== Requirement ==
In the entries below, find every line with "веществ" and copy it.

* Start *

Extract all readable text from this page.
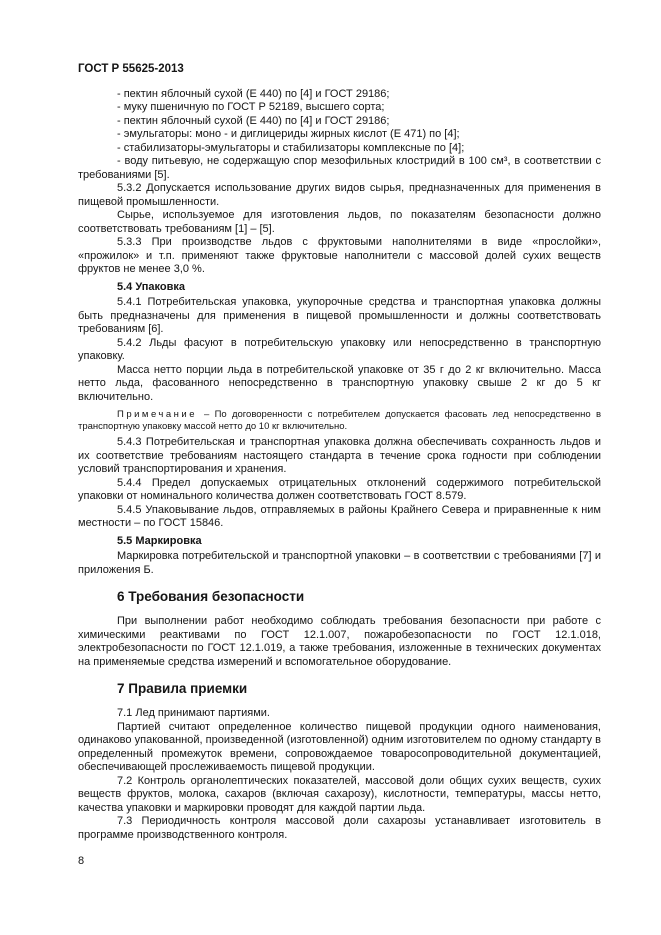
ГОСТ Р 55625-2013

- пектин яблочный сухой (Е 440) по [4] и ГОСТ 29186;

- муку пшеничную по ГОСТ Р 52189, высшего сорта;

- пектин яблочный сухой (Е 440) по [4] и ГОСТ 29186;

- эмульгаторы: моно - и диглицериды жирных кислот (Е 471) по [4];

- стабилизаторы-эмульгаторы и стабилизаторы комплексные по [4];

- воду питьевую, не содержащую спор мезофильных клостридий в 100 см³, в соответствии с требованиями [5].

5.3.2 Допускается использование других видов сырья, предназначенных для применения в пищевой промышленности.

Сырье, используемое для изготовления льдов, по показателям безопасности должно соответствовать требованиям [1] – [5].

5.3.3 При производстве льдов с фруктовыми наполнителями в виде «прослойки», «прожилок» и т.п. применяют также фруктовые наполнители с массовой долей сухих веществ фруктов не менее 3,0 %.

5.4 Упаковка

5.4.1 Потребительская упаковка, укупорочные средства и транспортная упаковка должны быть предназначены для применения в пищевой промышленности и должны соответствовать требованиям [6].

5.4.2 Льды фасуют в потребительскую упаковку или непосредственно в транспортную упаковку.

Масса нетто порции льда в потребительской упаковке от 35 г до 2 кг включительно. Масса нетто льда, фасованного непосредственно в транспортную упаковку свыше 2 кг до 5 кг включительно.

Примечание – По договоренности с потребителем допускается фасовать лед непосредственно в транспортную упаковку массой нетто до 10 кг включительно.

5.4.3 Потребительская и транспортная упаковка должна обеспечивать сохранность льдов и их соответствие требованиям настоящего стандарта в течение срока годности при соблюдении условий транспортирования и хранения.

5.4.4 Предел допускаемых отрицательных отклонений содержимого потребительской упаковки от номинального количества должен соответствовать ГОСТ 8.579.

5.4.5 Упаковывание льдов, отправляемых в районы Крайнего Севера и приравненные к ним местности – по ГОСТ 15846.

5.5 Маркировка

Маркировка потребительской и транспортной упаковки – в соответствии с требованиями [7] и приложения Б.

6 Требования безопасности

При выполнении работ необходимо соблюдать требования безопасности при работе с химическими реактивами по ГОСТ 12.1.007, пожаробезопасности по ГОСТ 12.1.018, электробезопасности по ГОСТ 12.1.019, а также требования, изложенные в технических документах на применяемые средства измерений и вспомогательное оборудование.

7 Правила приемки

7.1 Лед принимают партиями.

Партией считают определенное количество пищевой продукции одного наименования, одинаково упакованной, произведенной (изготовленной) одним изготовителем по одному стандарту в определенный промежуток времени, сопровождаемое товаросопроводительной документацией, обеспечивающей прослеживаемость пищевой продукции.

7.2 Контроль органолептических показателей, массовой доли общих сухих веществ, сухих веществ фруктов, молока, сахаров (включая сахарозу), кислотности, температуры, массы нетто, качества упаковки и маркировки проводят для каждой партии льда.

7.3 Периодичность контроля массовой доли сахарозы устанавливает изготовитель в программе производственного контроля.

8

* End *

== Correct response ==
5.3.3 При производстве льдов с фруктовыми наполнителями в виде «прослойки», «прожилок» и т.п. применяют также фруктовые наполнители с массовой долей сухих веществ фруктов не менее 3,0 %.
7.2 Контроль органолептических показателей, массовой доли общих сухих веществ, сухих веществ фруктов, молока, сахаров (включая сахарозу), кислотности, температуры, массы нетто, качества упаковки и маркировки проводят для каждой партии льда.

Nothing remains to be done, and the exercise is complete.